Chart and figure data
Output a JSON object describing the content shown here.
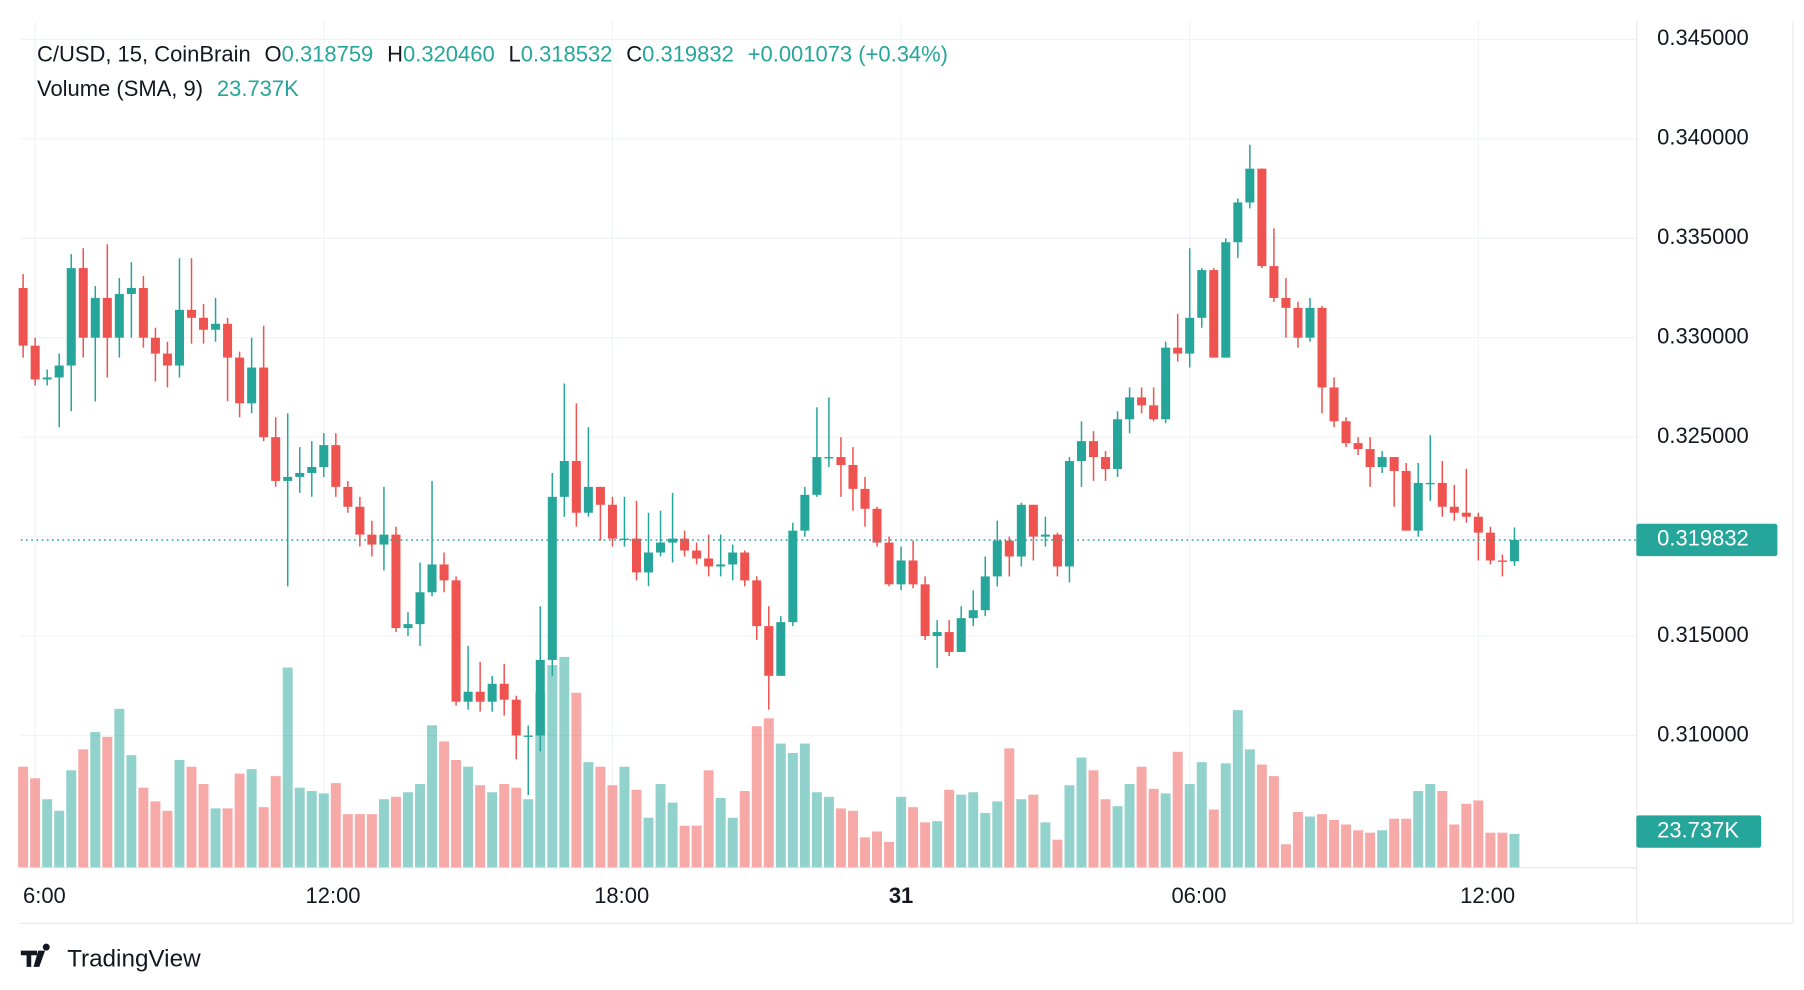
{
  "chart_data": {
    "type": "candlestick",
    "legend": {
      "symbol": "C/USD, 15, CoinBrain",
      "ohlc": [
        {
          "key": "O",
          "value": "0.318759"
        },
        {
          "key": "H",
          "value": "0.320460"
        },
        {
          "key": "L",
          "value": "0.318532"
        },
        {
          "key": "C",
          "value": "0.319832"
        }
      ],
      "change": "+0.001073 (+0.34%)",
      "volume_label": "Volume (SMA, 9)",
      "volume_value": "23.737K"
    },
    "last_price_label": "0.319832",
    "last_price": 0.319832,
    "volume_badge": "23.737K",
    "up_color": "#26a69a",
    "down_color": "#ef5350",
    "grid": true,
    "ylim": [
      0.30337,
      0.34593
    ],
    "yticks": [
      {
        "value": 0.31,
        "label": "0.310000"
      },
      {
        "value": 0.315,
        "label": "0.315000"
      },
      {
        "value": 0.32,
        "label": "0.320000"
      },
      {
        "value": 0.325,
        "label": "0.325000"
      },
      {
        "value": 0.33,
        "label": "0.330000"
      },
      {
        "value": 0.335,
        "label": "0.335000"
      },
      {
        "value": 0.34,
        "label": "0.340000"
      },
      {
        "value": 0.345,
        "label": "0.345000"
      }
    ],
    "categories": [
      null,
      "6:00",
      null,
      null,
      null,
      null,
      null,
      null,
      null,
      null,
      null,
      null,
      null,
      null,
      null,
      null,
      null,
      null,
      null,
      null,
      null,
      null,
      null,
      null,
      null,
      "12:00",
      null,
      null,
      null,
      null,
      null,
      null,
      null,
      null,
      null,
      null,
      null,
      null,
      null,
      null,
      null,
      null,
      null,
      null,
      null,
      null,
      null,
      null,
      null,
      "18:00",
      null,
      null,
      null,
      null,
      null,
      null,
      null,
      null,
      null,
      null,
      null,
      null,
      null,
      null,
      null,
      null,
      null,
      null,
      null,
      null,
      null,
      null,
      null,
      "31",
      null,
      null,
      null,
      null,
      null,
      null,
      null,
      null,
      null,
      null,
      null,
      null,
      null,
      null,
      null,
      null,
      null,
      null,
      null,
      null,
      null,
      null,
      null,
      "06:00",
      null,
      null,
      null,
      null,
      null,
      null,
      null,
      null,
      null,
      null,
      null,
      null,
      null,
      null,
      null,
      null,
      null,
      null,
      null,
      null,
      null,
      null,
      null,
      "12:00",
      null,
      null,
      null
    ],
    "open": [
      0.3325,
      0.3296,
      0.3279,
      0.328,
      0.3286,
      0.3335,
      0.33,
      0.332,
      0.33,
      0.3322,
      0.3325,
      0.33,
      0.3292,
      0.3286,
      0.3314,
      0.331,
      0.3304,
      0.3307,
      0.329,
      0.3267,
      0.3285,
      0.325,
      0.3228,
      0.323,
      0.3232,
      0.3235,
      0.3246,
      0.3225,
      0.3215,
      0.3201,
      0.3196,
      0.3201,
      0.3154,
      0.3156,
      0.3172,
      0.3186,
      0.3178,
      0.3117,
      0.3122,
      0.3117,
      0.3126,
      0.3118,
      0.31,
      0.31,
      0.3138,
      0.322,
      0.3238,
      0.3212,
      0.3225,
      0.3216,
      0.3199,
      0.3199,
      0.3182,
      0.3192,
      0.3197,
      0.3199,
      0.3193,
      0.3189,
      0.3185,
      0.3186,
      0.3192,
      0.3178,
      0.3155,
      0.313,
      0.3157,
      0.3203,
      0.3221,
      0.324,
      0.324,
      0.3236,
      0.3224,
      0.3214,
      0.3197,
      0.3176,
      0.3188,
      0.3176,
      0.315,
      0.3152,
      0.3142,
      0.3159,
      0.3163,
      0.318,
      0.3198,
      0.319,
      0.3216,
      0.32,
      0.3201,
      0.3185,
      0.3238,
      0.3248,
      0.324,
      0.3234,
      0.3259,
      0.327,
      0.3266,
      0.3259,
      0.3295,
      0.3292,
      0.331,
      0.3334,
      0.329,
      0.3348,
      0.3368,
      0.3385,
      0.3336,
      0.332,
      0.3315,
      0.33,
      0.3315,
      0.3275,
      0.3258,
      0.3247,
      0.3244,
      0.3235,
      0.324,
      0.3233,
      0.3203,
      0.3227,
      0.3227,
      0.3215,
      0.3212,
      0.321,
      0.3202,
      0.3188,
      0.318759
    ],
    "high": [
      0.3332,
      0.33,
      0.3284,
      0.3292,
      0.3342,
      0.3345,
      0.3326,
      0.3347,
      0.333,
      0.3338,
      0.3331,
      0.3305,
      0.3298,
      0.334,
      0.334,
      0.3317,
      0.332,
      0.331,
      0.3293,
      0.33,
      0.3306,
      0.326,
      0.3262,
      0.3245,
      0.3248,
      0.3252,
      0.3252,
      0.3228,
      0.322,
      0.3208,
      0.3225,
      0.3205,
      0.3162,
      0.3187,
      0.3228,
      0.3192,
      0.318,
      0.3145,
      0.3137,
      0.313,
      0.3136,
      0.312,
      0.3105,
      0.3165,
      0.3232,
      0.3277,
      0.3267,
      0.3255,
      0.3225,
      0.322,
      0.322,
      0.3218,
      0.3212,
      0.3213,
      0.3222,
      0.3203,
      0.3197,
      0.3201,
      0.3201,
      0.3196,
      0.3193,
      0.318,
      0.3165,
      0.316,
      0.3207,
      0.3225,
      0.3265,
      0.327,
      0.325,
      0.3245,
      0.323,
      0.3215,
      0.32,
      0.3195,
      0.3198,
      0.318,
      0.3158,
      0.3158,
      0.3165,
      0.3173,
      0.319,
      0.3208,
      0.32,
      0.3217,
      0.3216,
      0.321,
      0.3202,
      0.324,
      0.3258,
      0.3253,
      0.3243,
      0.3263,
      0.3275,
      0.3275,
      0.3275,
      0.3298,
      0.3312,
      0.3345,
      0.3335,
      0.3335,
      0.335,
      0.337,
      0.3397,
      0.3385,
      0.3355,
      0.333,
      0.3318,
      0.332,
      0.3316,
      0.328,
      0.326,
      0.325,
      0.325,
      0.3243,
      0.324,
      0.3237,
      0.3237,
      0.3251,
      0.3238,
      0.3226,
      0.3234,
      0.3212,
      0.3205,
      0.3191,
      0.32046
    ],
    "low": [
      0.329,
      0.3276,
      0.3276,
      0.3255,
      0.3263,
      0.329,
      0.3268,
      0.328,
      0.329,
      0.33,
      0.3295,
      0.3278,
      0.3275,
      0.328,
      0.3297,
      0.3297,
      0.3298,
      0.3268,
      0.326,
      0.3262,
      0.3248,
      0.3225,
      0.3175,
      0.3222,
      0.322,
      0.323,
      0.322,
      0.3212,
      0.3195,
      0.319,
      0.3183,
      0.3152,
      0.315,
      0.3145,
      0.317,
      0.3172,
      0.3115,
      0.3113,
      0.3112,
      0.3112,
      0.311,
      0.3088,
      0.307,
      0.3092,
      0.313,
      0.321,
      0.3205,
      0.321,
      0.3198,
      0.3195,
      0.3195,
      0.3178,
      0.3175,
      0.319,
      0.3187,
      0.319,
      0.3186,
      0.318,
      0.318,
      0.3178,
      0.3175,
      0.3148,
      0.3113,
      0.313,
      0.3155,
      0.32,
      0.322,
      0.3235,
      0.322,
      0.3213,
      0.3205,
      0.3195,
      0.3175,
      0.3173,
      0.3174,
      0.3148,
      0.3134,
      0.314,
      0.3142,
      0.3155,
      0.316,
      0.3175,
      0.318,
      0.3185,
      0.3188,
      0.3195,
      0.318,
      0.3177,
      0.3225,
      0.3228,
      0.3228,
      0.323,
      0.3252,
      0.3262,
      0.3258,
      0.3257,
      0.3288,
      0.3285,
      0.3305,
      0.329,
      0.329,
      0.334,
      0.3365,
      0.3335,
      0.3318,
      0.33,
      0.3295,
      0.3298,
      0.3262,
      0.3255,
      0.3245,
      0.3241,
      0.3225,
      0.3232,
      0.3215,
      0.3203,
      0.32,
      0.3218,
      0.321,
      0.3208,
      0.3207,
      0.3188,
      0.3186,
      0.318,
      0.318532
    ],
    "close": [
      0.3296,
      0.3279,
      0.328,
      0.3286,
      0.3335,
      0.33,
      0.332,
      0.33,
      0.3322,
      0.3325,
      0.33,
      0.3292,
      0.3286,
      0.3314,
      0.331,
      0.3304,
      0.3307,
      0.329,
      0.3267,
      0.3285,
      0.325,
      0.3228,
      0.323,
      0.3232,
      0.3235,
      0.3246,
      0.3225,
      0.3215,
      0.3201,
      0.3196,
      0.3201,
      0.3154,
      0.3156,
      0.3172,
      0.3186,
      0.3178,
      0.3117,
      0.3122,
      0.3117,
      0.3126,
      0.3118,
      0.31,
      0.31,
      0.3138,
      0.322,
      0.3238,
      0.3212,
      0.3225,
      0.3216,
      0.3199,
      0.3199,
      0.3182,
      0.3192,
      0.3197,
      0.3199,
      0.3193,
      0.3189,
      0.3185,
      0.3186,
      0.3192,
      0.3178,
      0.3155,
      0.313,
      0.3157,
      0.3203,
      0.3221,
      0.324,
      0.324,
      0.3236,
      0.3224,
      0.3214,
      0.3197,
      0.3176,
      0.3188,
      0.3176,
      0.315,
      0.3152,
      0.3142,
      0.3159,
      0.3163,
      0.318,
      0.3198,
      0.319,
      0.3216,
      0.32,
      0.3201,
      0.3185,
      0.3238,
      0.3248,
      0.324,
      0.3234,
      0.3259,
      0.327,
      0.3266,
      0.3259,
      0.3295,
      0.3292,
      0.331,
      0.3334,
      0.329,
      0.3348,
      0.3368,
      0.3385,
      0.3336,
      0.332,
      0.3315,
      0.33,
      0.3315,
      0.3275,
      0.3258,
      0.3247,
      0.3244,
      0.3235,
      0.324,
      0.3233,
      0.3203,
      0.3227,
      0.3227,
      0.3215,
      0.3212,
      0.321,
      0.3202,
      0.3188,
      0.318759,
      0.319832
    ],
    "volume": [
      41.8,
      37.0,
      28.3,
      23.5,
      40.3,
      49.0,
      56.2,
      54.2,
      65.8,
      46.6,
      33.1,
      27.4,
      23.5,
      44.6,
      41.8,
      34.6,
      24.5,
      24.5,
      38.9,
      40.8,
      25.0,
      37.9,
      83.0,
      33.1,
      31.7,
      30.7,
      35.0,
      22.1,
      22.1,
      22.1,
      28.3,
      29.3,
      31.2,
      34.6,
      59.0,
      52.3,
      44.6,
      41.8,
      34.1,
      31.2,
      34.6,
      33.1,
      28.3,
      72.5,
      84.0,
      87.4,
      72.5,
      43.7,
      41.8,
      34.1,
      41.8,
      32.2,
      20.6,
      34.6,
      26.9,
      17.3,
      17.3,
      40.3,
      28.8,
      20.6,
      31.7,
      58.6,
      61.9,
      51.4,
      47.5,
      51.4,
      31.2,
      29.3,
      24.5,
      23.5,
      12.5,
      14.9,
      10.6,
      29.3,
      25.0,
      18.7,
      19.2,
      32.2,
      30.2,
      31.2,
      22.6,
      27.4,
      49.4,
      28.3,
      30.2,
      18.7,
      11.5,
      34.1,
      45.6,
      40.3,
      28.3,
      25.4,
      34.6,
      41.8,
      32.6,
      30.7,
      48.0,
      34.6,
      43.7,
      24.0,
      43.2,
      65.3,
      49.0,
      42.7,
      37.9,
      9.6,
      23.0,
      21.1,
      22.1,
      19.7,
      17.8,
      15.4,
      14.4,
      15.4,
      20.2,
      20.2,
      31.7,
      34.6,
      31.7,
      17.8,
      26.4,
      27.8,
      14.4,
      14.4,
      13.9
    ]
  },
  "footer": {
    "brand": "TradingView"
  }
}
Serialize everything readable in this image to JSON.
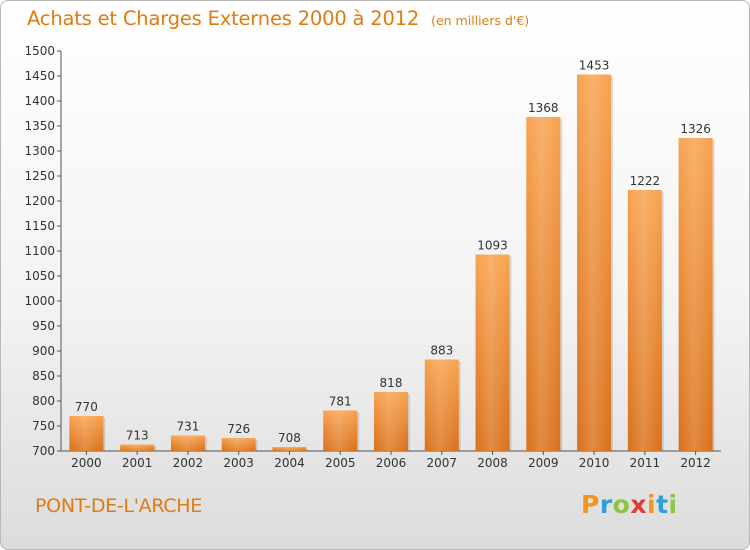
{
  "header": {
    "title": "Achats et Charges Externes 2000 à 2012",
    "unit": "(en milliers d'€)"
  },
  "footer": {
    "city": "PONT-DE-L'ARCHE",
    "logo_text": "Proxiti",
    "logo_colors": [
      "#f7941d",
      "#2e9fd8",
      "#8dc63f",
      "#e63a3a",
      "#f7941d",
      "#2e9fd8",
      "#8dc63f"
    ]
  },
  "chart_data": {
    "type": "bar",
    "title": "Achats et Charges Externes 2000 à 2012",
    "subtitle": "(en milliers d'€)",
    "categories": [
      "2000",
      "2001",
      "2002",
      "2003",
      "2004",
      "2005",
      "2006",
      "2007",
      "2008",
      "2009",
      "2010",
      "2011",
      "2012"
    ],
    "values": [
      770,
      713,
      731,
      726,
      708,
      781,
      818,
      883,
      1093,
      1368,
      1453,
      1222,
      1326
    ],
    "ylim": [
      700,
      1500
    ],
    "yticks": [
      700,
      750,
      800,
      850,
      900,
      950,
      1000,
      1050,
      1100,
      1150,
      1200,
      1250,
      1300,
      1350,
      1400,
      1450,
      1500
    ],
    "grid": false,
    "bar_color": "#f0892a",
    "data_labels": true
  }
}
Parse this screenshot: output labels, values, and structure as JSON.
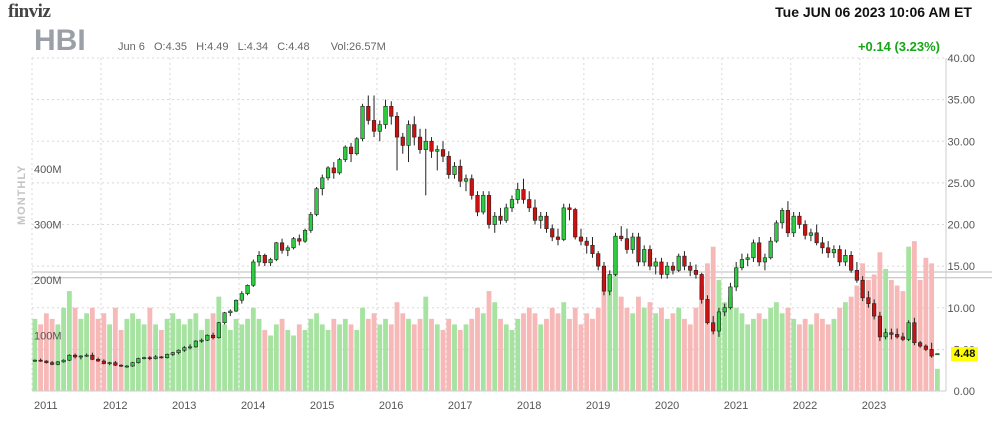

## Work to do:
Gather every line from the listing above in which "this" appears, and copy those lines.

## Final result:
Serialize everything readable in this image to JSON.
Parse this screenshot: output labels, values, and structure as JSON.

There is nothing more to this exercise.